:: The task ::
Copy out every line that contains the word "text".

>> BEGIN Listing

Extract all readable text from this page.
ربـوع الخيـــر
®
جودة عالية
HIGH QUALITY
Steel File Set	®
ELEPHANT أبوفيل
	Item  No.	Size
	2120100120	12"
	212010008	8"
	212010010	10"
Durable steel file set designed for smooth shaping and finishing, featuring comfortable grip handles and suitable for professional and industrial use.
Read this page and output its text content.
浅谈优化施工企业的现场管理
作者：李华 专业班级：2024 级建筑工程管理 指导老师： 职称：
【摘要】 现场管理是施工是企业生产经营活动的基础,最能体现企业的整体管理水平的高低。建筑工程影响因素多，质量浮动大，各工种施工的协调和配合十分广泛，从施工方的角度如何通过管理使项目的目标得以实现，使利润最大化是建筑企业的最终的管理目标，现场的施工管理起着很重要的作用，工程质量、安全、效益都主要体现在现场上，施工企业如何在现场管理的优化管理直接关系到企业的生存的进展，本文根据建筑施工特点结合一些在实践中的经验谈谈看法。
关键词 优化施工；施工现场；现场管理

>> END Listing

:: Result of the task ::
Extract all readable text from this page.
Read this page and output its text content.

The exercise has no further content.